(Element and region data)
-- begin --
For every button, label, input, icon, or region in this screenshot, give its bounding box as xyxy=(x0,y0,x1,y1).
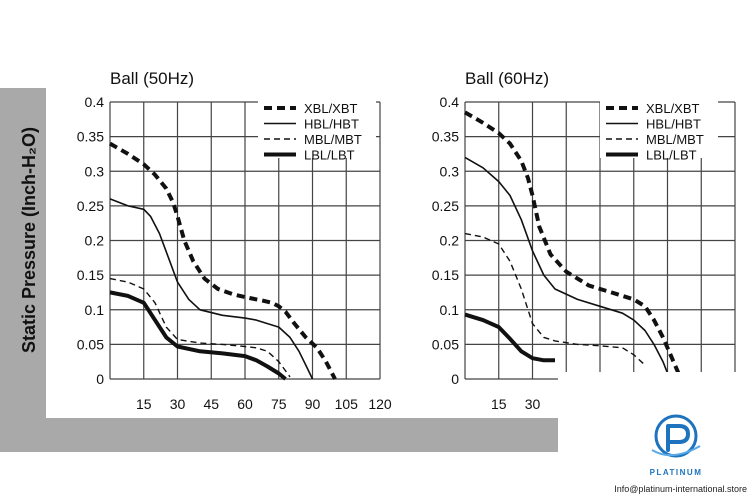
watermark-brand: PLATINUM xyxy=(650,468,703,477)
y-tick-label: 0.2 xyxy=(440,233,460,249)
chart-60hz: Ball (60Hz) 0 0.05 0.1 0.15 0.2 0.25 0.3 0.35 0.… xyxy=(432,69,736,412)
series-line-lbl-lbt-50hz xyxy=(109,290,287,381)
y-tick-label: 0 xyxy=(451,371,459,387)
logo-swoosh xyxy=(651,445,701,457)
series-line-mbl-mbt-60hz xyxy=(464,232,646,366)
x-tick-label: 15 xyxy=(491,396,507,412)
y-tick-label: 0.1 xyxy=(85,302,105,318)
y-tick-label: 0.2 xyxy=(85,233,105,249)
obscuring-overlay xyxy=(558,372,750,500)
y-tick-label: 0.4 xyxy=(85,94,105,110)
legend-label: LBL/LBT xyxy=(304,148,355,163)
legend-label: HBL/HBT xyxy=(304,117,359,132)
x-tick-label: 15 xyxy=(136,396,152,412)
y-tick-label: 0.35 xyxy=(77,129,104,145)
legend-label: HBL/HBT xyxy=(646,117,701,132)
chart-title-60hz: Ball (60Hz) xyxy=(465,69,549,88)
y-tick-label: 0.25 xyxy=(77,198,104,214)
series-line-xbl-xbt-50hz xyxy=(109,141,337,380)
y-tick-label: 0.15 xyxy=(77,267,104,283)
y-tick-label: 0.05 xyxy=(432,336,459,352)
y-tick-label: 0.3 xyxy=(85,163,105,179)
y-tick-label: 0.35 xyxy=(432,129,459,145)
y-tick-label: 0.15 xyxy=(432,267,459,283)
x-tick-label: 30 xyxy=(170,396,186,412)
chart-title-50hz: Ball (50Hz) xyxy=(110,69,194,88)
series-line-lbl-lbt-60hz xyxy=(464,312,555,363)
logo-p-glyph xyxy=(666,424,691,452)
platinum-logo: PLATINUM Info@platinum-international.sto… xyxy=(614,414,747,494)
x-tick-label: 75 xyxy=(271,396,287,412)
x-tick-label: 30 xyxy=(525,396,541,412)
y-tick-label: 0.3 xyxy=(440,163,460,179)
x-tick-label: 90 xyxy=(305,396,321,412)
series-line-xbl-xbt-60hz xyxy=(463,110,683,380)
legend-label: MBL/MBT xyxy=(646,132,704,147)
legend-label: LBL/LBT xyxy=(646,148,697,163)
series-line-hbl-hbt-60hz xyxy=(464,156,671,380)
series-line-hbl-hbt-50hz xyxy=(109,198,314,380)
y-tick-label: 0.05 xyxy=(77,336,104,352)
watermark-email: Info@platinum-international.store xyxy=(614,484,747,494)
legend-label: MBL/MBT xyxy=(304,132,362,147)
series-line-mbl-mbt-50hz xyxy=(109,277,291,378)
y-tick-label: 0.1 xyxy=(440,302,460,318)
x-tick-label: 120 xyxy=(368,396,392,412)
y-tick-label: 0.4 xyxy=(440,94,460,110)
x-tick-label: 105 xyxy=(335,396,359,412)
legend-label: XBL/XBT xyxy=(646,101,700,116)
gray-bar-bottom xyxy=(0,418,558,452)
legend-label: XBL/XBT xyxy=(304,101,358,116)
chart-50hz: Ball (50Hz) 0 0.05 0.1 0.15 0.2 0.25 0.3 0.35 0.… xyxy=(77,69,392,412)
y-axis-label: Static Pressure (Inch-H₂O) xyxy=(19,127,39,353)
x-tick-label: 45 xyxy=(203,396,219,412)
y-tick-label: 0 xyxy=(96,371,104,387)
x-tick-label: 60 xyxy=(237,396,253,412)
y-tick-label: 0.25 xyxy=(432,198,459,214)
gray-bar-left xyxy=(0,88,46,420)
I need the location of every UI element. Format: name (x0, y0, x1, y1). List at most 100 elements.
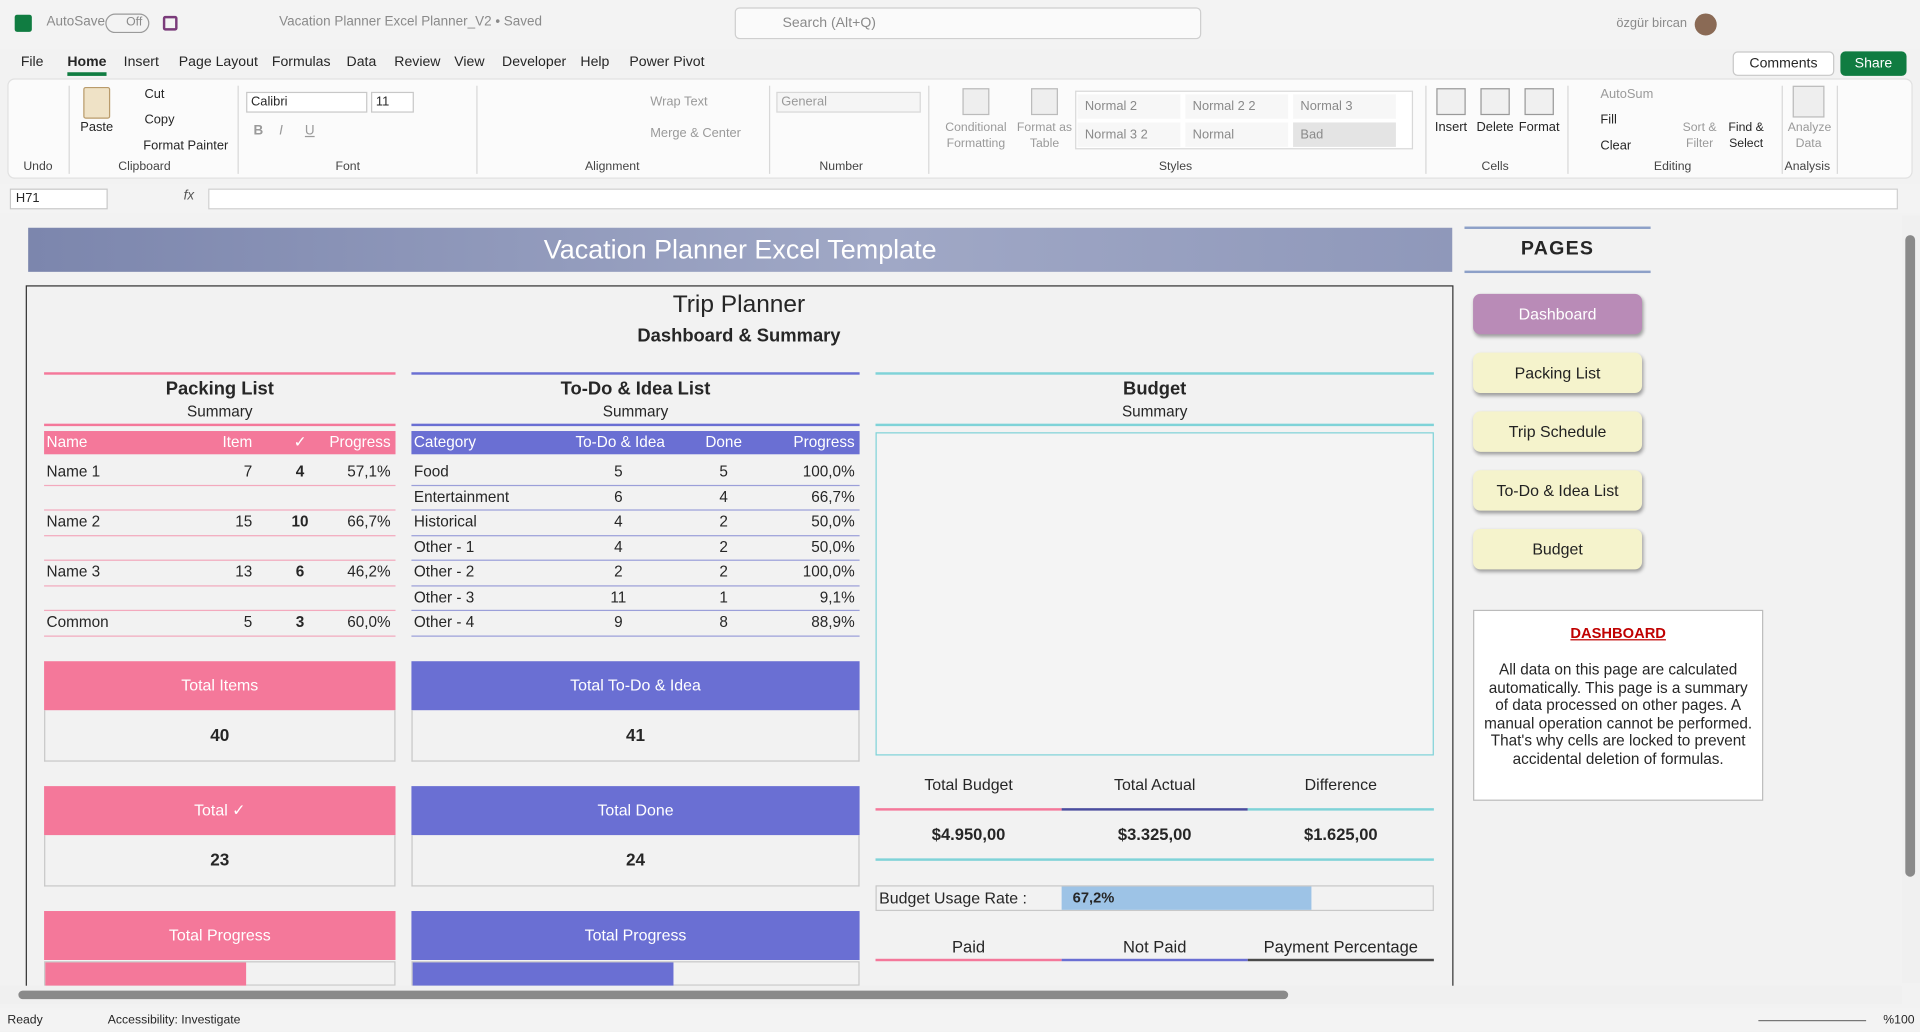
copy-button[interactable]: Copy (144, 112, 175, 128)
merge-button[interactable]: Merge & Center (650, 126, 741, 141)
section-subtitle: Summary (1121, 402, 1188, 421)
cells-button[interactable]: Delete (1476, 120, 1514, 135)
ribbon-tab[interactable]: Formulas (271, 55, 331, 70)
section-subtitle: Summary (187, 402, 253, 421)
analyze-data-button[interactable]: Analyze Data (1787, 121, 1832, 151)
formula-input[interactable] (208, 188, 1898, 210)
section-title: Budget (1123, 378, 1187, 400)
page-button[interactable]: Trip Schedule (1473, 411, 1643, 452)
cell-style[interactable]: Normal 2 (1077, 94, 1181, 119)
clear-button[interactable]: Clear (1600, 138, 1632, 154)
table-cell: Food (413, 462, 449, 481)
number-format-box[interactable]: General (776, 91, 921, 113)
table-cell: Other - 4 (413, 613, 475, 631)
cell-style[interactable]: Normal 3 2 (1077, 122, 1181, 147)
ribbon-tab[interactable]: Help (580, 55, 610, 70)
ribbon-tab[interactable]: File (20, 55, 44, 70)
row-line (411, 484, 860, 487)
cut-button[interactable]: Cut (144, 86, 165, 102)
font-size-box[interactable]: 11 (371, 91, 414, 113)
find-select-button[interactable]: Find & Select (1728, 121, 1764, 151)
table-cell: Other - 2 (413, 563, 475, 581)
autosum-button[interactable]: AutoSum (1600, 86, 1654, 102)
ribbon-group-label: Font (335, 160, 361, 174)
table-cell: Name 3 (46, 563, 101, 581)
row-line (44, 559, 396, 561)
table-cell: 6 (614, 488, 623, 506)
summary-value: $3.325,00 (1117, 825, 1192, 844)
section-line (44, 423, 396, 427)
cell-style[interactable]: Bad (1293, 122, 1396, 147)
group-separator (1567, 85, 1569, 174)
share-button[interactable]: Share (1840, 51, 1907, 76)
name-box[interactable]: H71 (9, 188, 108, 210)
page-button[interactable]: Budget (1473, 528, 1643, 570)
payment-label: Paid (952, 937, 986, 957)
table-cell: Name 2 (46, 513, 101, 531)
table-cell: 100,0% (802, 563, 855, 581)
paste-button[interactable]: Paste (80, 120, 114, 135)
column-header: Name (46, 433, 88, 451)
ribbon-tab[interactable]: Insert (123, 55, 159, 70)
accessibility-status[interactable]: Accessibility: Investigate (107, 1013, 241, 1028)
analyze-icon (1792, 85, 1825, 118)
format-as-table[interactable]: Format as Table (1016, 121, 1073, 151)
format-painter-button[interactable]: Format Painter (143, 138, 229, 154)
paste-icon[interactable] (83, 86, 111, 119)
ribbon-tab[interactable]: Developer (502, 55, 567, 70)
section-line (411, 372, 860, 375)
zoom-level[interactable]: %100 (1883, 1013, 1915, 1028)
conditional-formatting[interactable]: Conditional Formatting (945, 121, 1007, 151)
table-cell: 8 (719, 613, 728, 631)
section-title: Packing List (165, 378, 274, 400)
row-line (411, 609, 860, 612)
horizontal-thumb[interactable] (18, 990, 1289, 1000)
ribbon-tab[interactable]: Page Layout (178, 55, 258, 70)
ribbon-tab[interactable]: View (454, 55, 485, 70)
page-button[interactable]: To-Do & Idea List (1473, 470, 1643, 511)
font-style-button[interactable]: U (304, 123, 315, 139)
table-cell: Name 1 (46, 462, 101, 481)
comments-button[interactable]: Comments (1732, 51, 1835, 76)
wrap-text-button[interactable]: Wrap Text (650, 94, 708, 109)
ribbon-tab[interactable]: Power Pivot (629, 55, 705, 70)
cell-style[interactable]: Normal (1185, 122, 1289, 147)
save-icon[interactable] (162, 15, 178, 31)
autosave-toggle[interactable]: Off (105, 13, 150, 34)
cells-button[interactable]: Format (1518, 120, 1560, 135)
fill-button[interactable]: Fill (1600, 112, 1617, 128)
total-header: Total Items (44, 661, 396, 711)
vertical-thumb[interactable] (1905, 235, 1916, 877)
table-cell: 57,1% (347, 462, 391, 481)
ribbon-tab[interactable]: Review (394, 55, 441, 70)
cells-button[interactable]: Insert (1434, 120, 1468, 135)
summary-label: Difference (1304, 775, 1377, 794)
cell-style[interactable]: Normal 3 (1293, 94, 1396, 119)
page-button[interactable]: Packing List (1473, 352, 1643, 394)
progress-bar (412, 962, 674, 986)
table-cell: 50,0% (811, 538, 855, 556)
zoom-slider[interactable] (1758, 1020, 1867, 1022)
usage-row (875, 885, 1434, 912)
font-style-button[interactable]: I (279, 123, 283, 139)
excel-icon (14, 14, 32, 32)
section-line (44, 372, 396, 375)
sort-filter-button[interactable]: Sort & Filter (1682, 121, 1717, 151)
conditional-icon (962, 88, 990, 116)
page-button[interactable]: Dashboard (1473, 293, 1643, 335)
search-box[interactable]: Search (Alt+Q) (734, 7, 1202, 40)
info-text: All data on this page are calculated aut… (1484, 661, 1753, 768)
format-table-icon (1031, 88, 1058, 116)
table-cell: 7 (243, 462, 253, 481)
cells-icon (1436, 88, 1466, 116)
ribbon-tab[interactable]: Home (67, 55, 107, 76)
font-style-button[interactable]: B (253, 123, 264, 139)
payment-label: Not Paid (1122, 937, 1187, 957)
row-line (44, 509, 396, 511)
row-line (44, 535, 396, 537)
row-line (411, 585, 860, 587)
cell-style[interactable]: Normal 2 2 (1185, 94, 1289, 119)
ribbon-tab[interactable]: Data (346, 55, 377, 70)
ribbon-group-label: Number (819, 160, 863, 174)
font-name-box[interactable]: Calibri (246, 91, 368, 113)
-- end --
Identify each line in the entries above that contains the string "text", and copy every such line in full.

The result
wrap-text-button[interactable]: Wrap Text (650, 94, 708, 109)
info-text: All data on this page are calculated aut… (1484, 661, 1753, 768)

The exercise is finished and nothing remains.